**Dataset excerpt**:

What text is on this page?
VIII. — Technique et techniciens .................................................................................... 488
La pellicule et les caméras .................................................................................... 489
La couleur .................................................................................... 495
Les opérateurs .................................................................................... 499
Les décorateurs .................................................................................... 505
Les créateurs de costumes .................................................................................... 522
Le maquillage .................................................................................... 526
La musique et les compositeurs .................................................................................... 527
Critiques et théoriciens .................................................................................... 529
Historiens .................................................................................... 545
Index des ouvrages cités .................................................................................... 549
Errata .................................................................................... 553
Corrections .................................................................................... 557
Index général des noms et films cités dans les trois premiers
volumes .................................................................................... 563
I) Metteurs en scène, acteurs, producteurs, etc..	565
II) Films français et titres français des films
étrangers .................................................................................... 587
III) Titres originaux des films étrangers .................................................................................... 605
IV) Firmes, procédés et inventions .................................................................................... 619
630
--
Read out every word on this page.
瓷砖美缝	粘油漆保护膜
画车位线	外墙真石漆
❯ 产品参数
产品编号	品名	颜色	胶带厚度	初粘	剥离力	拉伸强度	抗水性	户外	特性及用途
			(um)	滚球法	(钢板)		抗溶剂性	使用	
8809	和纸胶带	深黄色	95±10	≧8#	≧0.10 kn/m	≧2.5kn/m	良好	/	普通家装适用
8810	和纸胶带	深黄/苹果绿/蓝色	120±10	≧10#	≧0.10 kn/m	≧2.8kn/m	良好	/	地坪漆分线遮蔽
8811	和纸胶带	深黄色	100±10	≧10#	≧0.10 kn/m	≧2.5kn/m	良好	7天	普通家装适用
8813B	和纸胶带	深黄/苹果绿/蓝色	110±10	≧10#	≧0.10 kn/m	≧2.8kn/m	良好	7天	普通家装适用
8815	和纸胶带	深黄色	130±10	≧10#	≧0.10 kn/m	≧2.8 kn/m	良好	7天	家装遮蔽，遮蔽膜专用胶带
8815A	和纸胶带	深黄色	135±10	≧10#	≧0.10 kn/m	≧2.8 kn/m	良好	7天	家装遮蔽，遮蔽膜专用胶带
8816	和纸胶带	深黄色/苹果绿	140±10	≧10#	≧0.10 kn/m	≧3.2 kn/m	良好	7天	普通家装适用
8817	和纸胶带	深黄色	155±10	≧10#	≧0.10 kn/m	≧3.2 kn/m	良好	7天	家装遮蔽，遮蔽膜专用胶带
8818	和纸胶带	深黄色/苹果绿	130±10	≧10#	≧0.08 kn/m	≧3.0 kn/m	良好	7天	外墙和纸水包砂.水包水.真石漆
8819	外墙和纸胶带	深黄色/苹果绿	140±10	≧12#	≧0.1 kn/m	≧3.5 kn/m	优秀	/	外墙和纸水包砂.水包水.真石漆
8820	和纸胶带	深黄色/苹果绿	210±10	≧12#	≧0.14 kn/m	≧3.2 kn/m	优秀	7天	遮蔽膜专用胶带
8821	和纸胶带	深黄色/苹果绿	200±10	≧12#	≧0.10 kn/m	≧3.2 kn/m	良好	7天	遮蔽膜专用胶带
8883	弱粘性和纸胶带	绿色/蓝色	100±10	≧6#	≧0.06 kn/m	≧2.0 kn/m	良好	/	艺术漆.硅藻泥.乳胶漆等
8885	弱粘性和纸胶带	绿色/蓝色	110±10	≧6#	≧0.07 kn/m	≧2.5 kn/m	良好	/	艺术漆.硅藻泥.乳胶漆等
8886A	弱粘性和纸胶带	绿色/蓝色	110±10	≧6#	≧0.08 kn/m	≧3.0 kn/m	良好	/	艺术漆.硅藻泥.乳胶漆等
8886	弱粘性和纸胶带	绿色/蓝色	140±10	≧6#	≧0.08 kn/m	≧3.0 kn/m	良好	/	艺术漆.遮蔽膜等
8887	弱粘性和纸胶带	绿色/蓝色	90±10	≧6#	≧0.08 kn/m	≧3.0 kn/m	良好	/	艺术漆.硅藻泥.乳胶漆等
--
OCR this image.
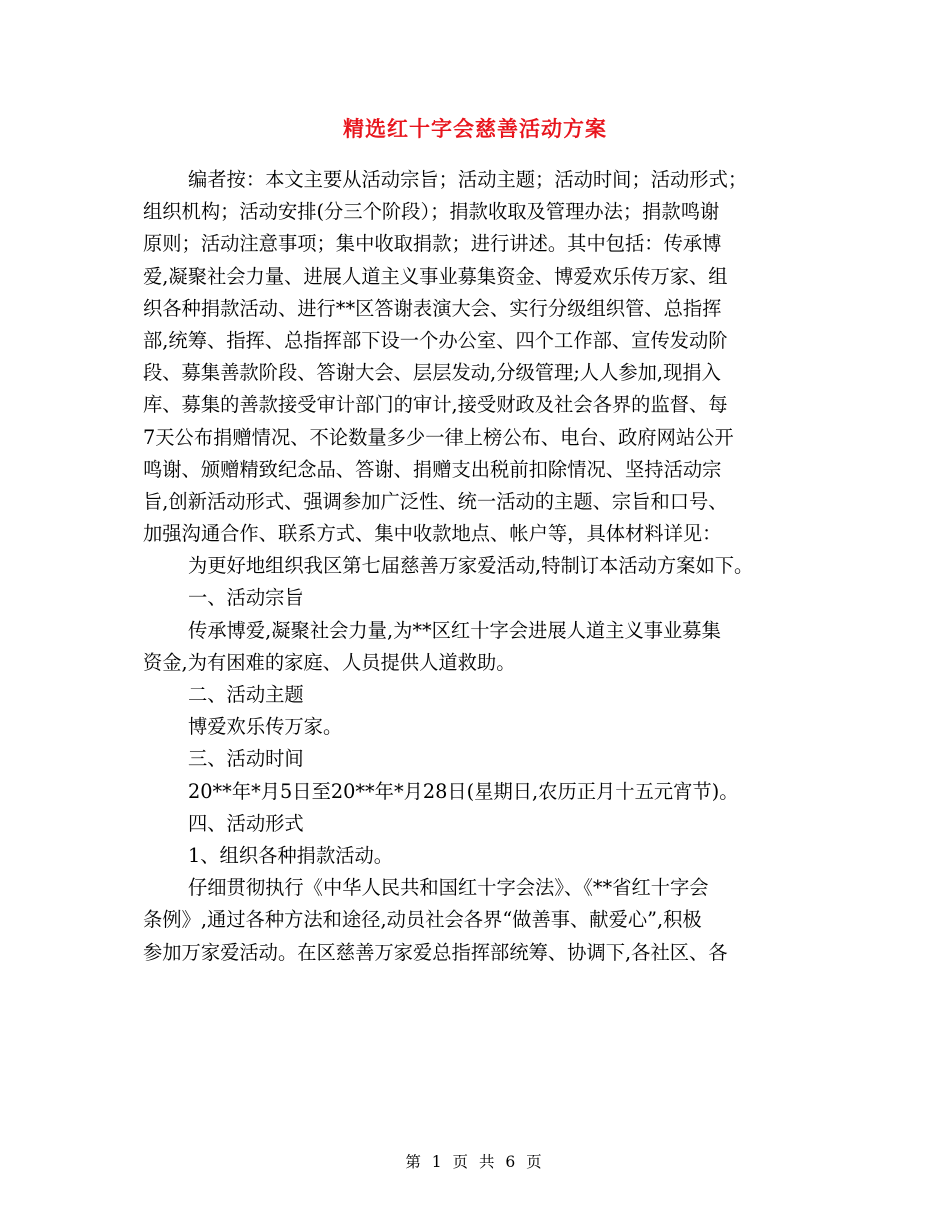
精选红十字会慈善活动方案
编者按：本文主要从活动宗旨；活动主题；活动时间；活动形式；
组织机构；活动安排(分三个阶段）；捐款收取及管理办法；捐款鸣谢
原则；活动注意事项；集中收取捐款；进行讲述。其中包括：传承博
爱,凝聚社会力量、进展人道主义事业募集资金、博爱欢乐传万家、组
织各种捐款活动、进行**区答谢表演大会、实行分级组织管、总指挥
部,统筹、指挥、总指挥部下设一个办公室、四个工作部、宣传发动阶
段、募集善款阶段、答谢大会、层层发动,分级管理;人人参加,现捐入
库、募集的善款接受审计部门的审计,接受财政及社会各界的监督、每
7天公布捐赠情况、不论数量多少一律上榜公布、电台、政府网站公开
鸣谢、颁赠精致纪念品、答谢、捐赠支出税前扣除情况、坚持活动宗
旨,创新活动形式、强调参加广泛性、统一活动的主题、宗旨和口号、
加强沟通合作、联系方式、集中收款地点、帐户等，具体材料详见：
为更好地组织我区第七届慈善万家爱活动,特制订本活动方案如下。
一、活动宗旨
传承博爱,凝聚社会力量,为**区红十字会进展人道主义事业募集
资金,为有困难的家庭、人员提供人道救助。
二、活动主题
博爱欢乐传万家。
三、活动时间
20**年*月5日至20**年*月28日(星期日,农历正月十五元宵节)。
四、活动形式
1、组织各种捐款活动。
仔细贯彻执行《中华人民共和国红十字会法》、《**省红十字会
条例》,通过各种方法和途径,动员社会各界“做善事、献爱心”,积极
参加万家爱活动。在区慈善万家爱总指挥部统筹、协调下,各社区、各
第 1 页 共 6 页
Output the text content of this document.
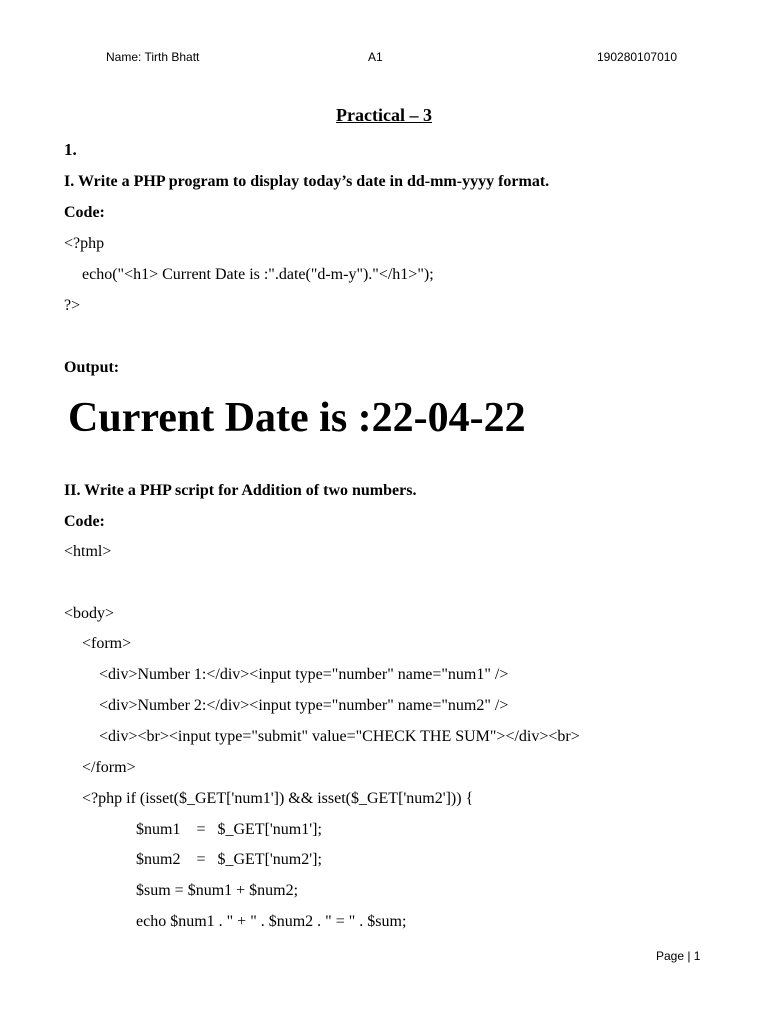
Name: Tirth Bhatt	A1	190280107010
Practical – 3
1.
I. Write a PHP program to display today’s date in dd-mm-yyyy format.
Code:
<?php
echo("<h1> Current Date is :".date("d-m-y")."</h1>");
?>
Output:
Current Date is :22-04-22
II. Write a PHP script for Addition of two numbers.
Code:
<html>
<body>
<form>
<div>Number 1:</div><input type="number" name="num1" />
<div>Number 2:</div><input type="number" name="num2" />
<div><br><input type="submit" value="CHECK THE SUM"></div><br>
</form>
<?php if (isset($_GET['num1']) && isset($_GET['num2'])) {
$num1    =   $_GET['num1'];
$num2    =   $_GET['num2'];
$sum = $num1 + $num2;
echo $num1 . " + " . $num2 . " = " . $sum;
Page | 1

**Challenge**: Take every line that includes the string "外墙和纸水包砂" and copy it.

**Written solution**:
8818	和纸胶带	深黄色/苹果绿	130±10	≧10#	≧0.08 kn/m	≧3.0 kn/m	良好	7天	外墙和纸水包砂.水包水.真石漆
8819	外墙和纸胶带	深黄色/苹果绿	140±10	≧12#	≧0.1 kn/m	≧3.5 kn/m	优秀	/	外墙和纸水包砂.水包水.真石漆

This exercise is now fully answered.